Your objective:
Gather the lines below that include the string "муниципальных", copying each in full.

** begin Records for the exercise **

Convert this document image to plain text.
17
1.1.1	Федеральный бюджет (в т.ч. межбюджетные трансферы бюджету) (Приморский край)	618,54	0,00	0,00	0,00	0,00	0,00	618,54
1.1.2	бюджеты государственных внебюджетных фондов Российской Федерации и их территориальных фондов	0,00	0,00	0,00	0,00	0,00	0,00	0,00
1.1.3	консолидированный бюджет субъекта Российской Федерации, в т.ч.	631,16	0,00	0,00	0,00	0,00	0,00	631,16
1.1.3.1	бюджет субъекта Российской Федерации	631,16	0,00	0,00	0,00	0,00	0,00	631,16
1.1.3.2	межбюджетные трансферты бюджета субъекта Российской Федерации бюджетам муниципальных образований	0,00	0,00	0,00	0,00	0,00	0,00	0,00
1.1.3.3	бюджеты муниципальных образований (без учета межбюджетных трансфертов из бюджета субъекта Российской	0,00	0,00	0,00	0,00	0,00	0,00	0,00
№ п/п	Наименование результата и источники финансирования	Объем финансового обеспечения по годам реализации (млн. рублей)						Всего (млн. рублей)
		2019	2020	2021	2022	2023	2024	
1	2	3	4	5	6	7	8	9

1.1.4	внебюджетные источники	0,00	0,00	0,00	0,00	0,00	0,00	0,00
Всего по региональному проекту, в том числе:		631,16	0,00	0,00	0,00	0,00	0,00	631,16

** end Records for the exercise **

Solution to the problem:
1.1.3.2	межбюджетные трансферты бюджета субъекта Российской Федерации бюджетам муниципальных образований	0,00	0,00	0,00	0,00	0,00	0,00	0,00
1.1.3.3	бюджеты муниципальных образований (без учета межбюджетных трансфертов из бюджета субъекта Российской	0,00	0,00	0,00	0,00	0,00	0,00	0,00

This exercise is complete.